Exercise – Extract and list every line that contains the word "Table".

Exercise materials –

— Begin —

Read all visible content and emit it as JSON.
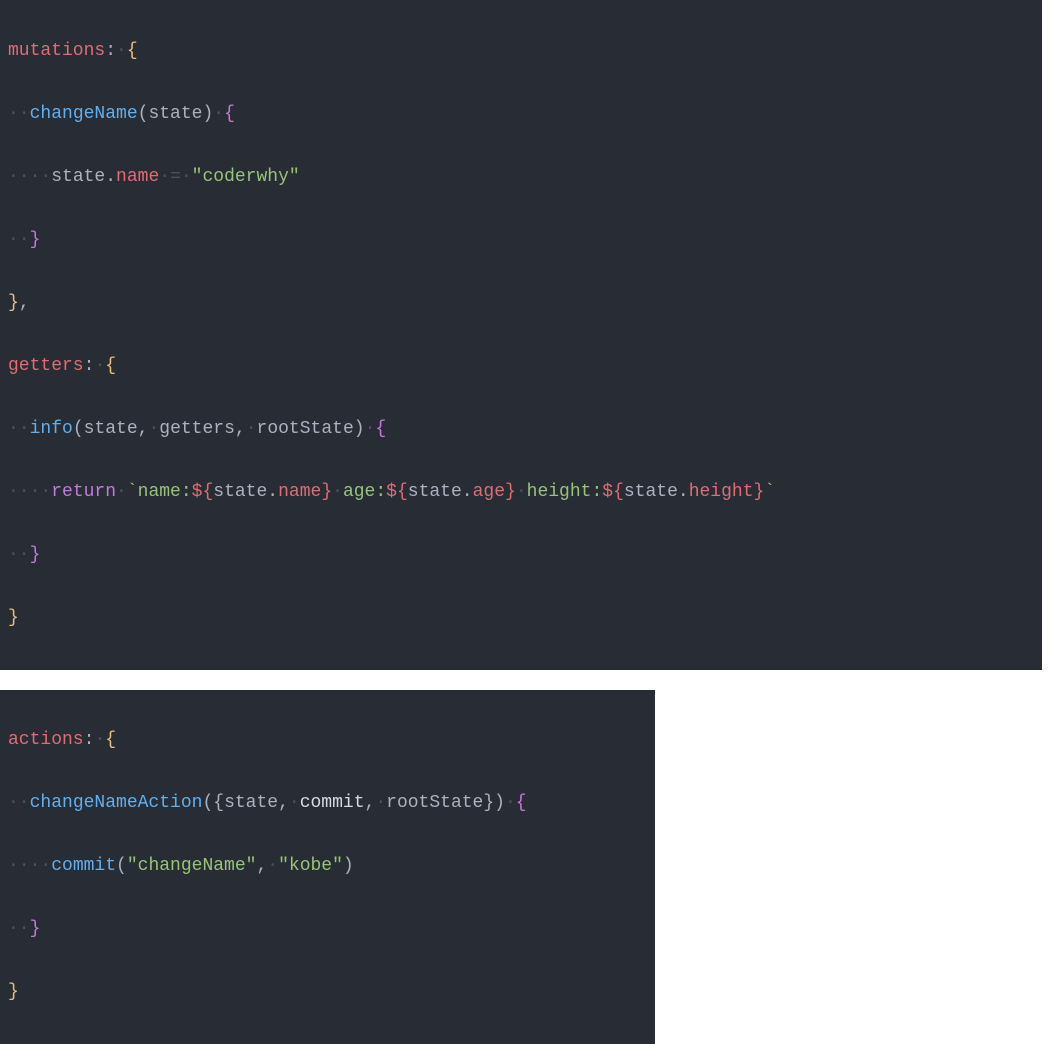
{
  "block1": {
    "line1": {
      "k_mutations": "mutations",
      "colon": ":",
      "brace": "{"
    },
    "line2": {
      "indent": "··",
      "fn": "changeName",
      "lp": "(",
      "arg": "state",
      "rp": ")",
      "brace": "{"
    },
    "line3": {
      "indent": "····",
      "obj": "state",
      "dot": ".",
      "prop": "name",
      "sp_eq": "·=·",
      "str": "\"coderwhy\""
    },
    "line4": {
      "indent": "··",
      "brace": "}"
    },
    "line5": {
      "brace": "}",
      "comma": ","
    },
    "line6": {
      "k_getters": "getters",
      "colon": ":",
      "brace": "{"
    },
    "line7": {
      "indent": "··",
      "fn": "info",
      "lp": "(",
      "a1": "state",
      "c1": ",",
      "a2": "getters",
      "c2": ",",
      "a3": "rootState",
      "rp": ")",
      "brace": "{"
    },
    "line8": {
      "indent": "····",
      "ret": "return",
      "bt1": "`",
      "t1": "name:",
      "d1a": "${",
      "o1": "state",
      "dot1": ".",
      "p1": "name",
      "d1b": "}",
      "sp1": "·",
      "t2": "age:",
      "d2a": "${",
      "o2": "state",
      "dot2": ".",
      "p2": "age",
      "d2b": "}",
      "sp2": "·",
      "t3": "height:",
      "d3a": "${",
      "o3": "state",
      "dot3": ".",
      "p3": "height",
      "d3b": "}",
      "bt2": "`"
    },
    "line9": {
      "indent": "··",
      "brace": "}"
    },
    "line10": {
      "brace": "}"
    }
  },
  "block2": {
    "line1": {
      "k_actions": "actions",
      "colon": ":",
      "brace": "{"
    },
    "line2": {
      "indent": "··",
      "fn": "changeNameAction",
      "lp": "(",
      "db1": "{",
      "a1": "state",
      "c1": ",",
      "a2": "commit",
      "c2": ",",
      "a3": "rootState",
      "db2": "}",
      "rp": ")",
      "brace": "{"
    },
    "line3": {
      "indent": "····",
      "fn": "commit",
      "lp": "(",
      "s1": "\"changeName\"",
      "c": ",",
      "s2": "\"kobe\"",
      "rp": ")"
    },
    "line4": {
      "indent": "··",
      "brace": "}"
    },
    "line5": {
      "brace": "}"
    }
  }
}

— End —
— Begin —

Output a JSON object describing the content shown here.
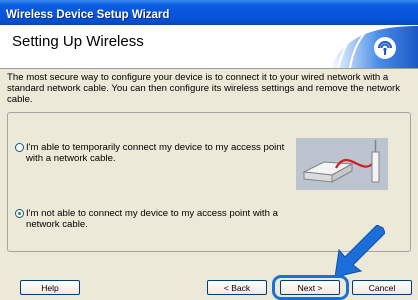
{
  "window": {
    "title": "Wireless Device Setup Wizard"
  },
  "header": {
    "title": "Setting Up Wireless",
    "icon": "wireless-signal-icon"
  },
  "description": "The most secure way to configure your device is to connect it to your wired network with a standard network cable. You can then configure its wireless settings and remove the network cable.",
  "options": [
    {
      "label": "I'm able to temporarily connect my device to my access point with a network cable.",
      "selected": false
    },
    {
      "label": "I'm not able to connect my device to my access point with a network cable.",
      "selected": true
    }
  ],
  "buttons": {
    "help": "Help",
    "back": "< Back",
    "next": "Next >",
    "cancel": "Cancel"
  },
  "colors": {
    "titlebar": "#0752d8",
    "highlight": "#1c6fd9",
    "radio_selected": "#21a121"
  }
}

— End —
— Begin —

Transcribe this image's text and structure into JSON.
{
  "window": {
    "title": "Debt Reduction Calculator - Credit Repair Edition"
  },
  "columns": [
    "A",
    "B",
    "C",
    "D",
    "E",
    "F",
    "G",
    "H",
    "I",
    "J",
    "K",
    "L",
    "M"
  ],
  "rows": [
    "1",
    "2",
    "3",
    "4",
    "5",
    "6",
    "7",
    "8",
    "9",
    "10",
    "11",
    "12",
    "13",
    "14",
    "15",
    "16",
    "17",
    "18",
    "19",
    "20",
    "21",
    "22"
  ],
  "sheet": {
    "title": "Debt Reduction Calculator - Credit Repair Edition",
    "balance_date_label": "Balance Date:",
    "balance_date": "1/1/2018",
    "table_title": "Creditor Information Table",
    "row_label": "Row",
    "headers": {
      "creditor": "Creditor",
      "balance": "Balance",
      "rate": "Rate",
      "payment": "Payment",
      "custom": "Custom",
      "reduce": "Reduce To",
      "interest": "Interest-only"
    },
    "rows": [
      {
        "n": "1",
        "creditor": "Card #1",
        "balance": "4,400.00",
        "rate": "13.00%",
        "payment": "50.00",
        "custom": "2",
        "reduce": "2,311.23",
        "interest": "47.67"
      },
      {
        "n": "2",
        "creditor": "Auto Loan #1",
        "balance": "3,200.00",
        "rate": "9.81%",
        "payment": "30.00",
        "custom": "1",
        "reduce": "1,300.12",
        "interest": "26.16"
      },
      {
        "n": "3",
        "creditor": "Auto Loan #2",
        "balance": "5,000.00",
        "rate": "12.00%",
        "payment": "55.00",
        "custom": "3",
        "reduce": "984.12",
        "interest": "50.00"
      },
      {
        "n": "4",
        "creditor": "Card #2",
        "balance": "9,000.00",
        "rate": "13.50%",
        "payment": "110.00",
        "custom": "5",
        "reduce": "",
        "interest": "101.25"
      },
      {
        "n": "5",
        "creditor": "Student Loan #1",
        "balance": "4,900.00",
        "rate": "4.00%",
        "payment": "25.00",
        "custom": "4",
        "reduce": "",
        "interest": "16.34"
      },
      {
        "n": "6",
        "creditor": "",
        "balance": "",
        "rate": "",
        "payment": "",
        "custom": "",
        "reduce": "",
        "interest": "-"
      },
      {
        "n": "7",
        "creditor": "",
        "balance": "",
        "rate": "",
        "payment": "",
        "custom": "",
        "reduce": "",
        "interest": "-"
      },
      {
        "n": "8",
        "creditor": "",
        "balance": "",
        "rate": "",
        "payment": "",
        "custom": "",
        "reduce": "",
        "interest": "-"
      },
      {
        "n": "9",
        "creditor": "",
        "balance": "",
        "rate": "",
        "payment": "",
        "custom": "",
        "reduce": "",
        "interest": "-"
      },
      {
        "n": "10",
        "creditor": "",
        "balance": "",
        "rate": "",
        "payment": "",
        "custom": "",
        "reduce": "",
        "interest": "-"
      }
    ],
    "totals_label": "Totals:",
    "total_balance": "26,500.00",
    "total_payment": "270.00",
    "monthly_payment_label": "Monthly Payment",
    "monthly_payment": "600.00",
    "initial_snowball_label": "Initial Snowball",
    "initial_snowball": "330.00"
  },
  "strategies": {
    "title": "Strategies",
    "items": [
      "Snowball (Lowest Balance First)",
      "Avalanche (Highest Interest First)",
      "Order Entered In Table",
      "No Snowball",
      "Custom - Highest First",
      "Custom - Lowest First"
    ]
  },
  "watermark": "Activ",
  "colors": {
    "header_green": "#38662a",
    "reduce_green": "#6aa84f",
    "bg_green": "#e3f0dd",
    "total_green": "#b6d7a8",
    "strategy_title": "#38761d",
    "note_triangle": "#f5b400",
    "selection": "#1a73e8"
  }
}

— End —

Exercise output –
    "table_title": "Creditor Information Table",
      "Order Entered In Table",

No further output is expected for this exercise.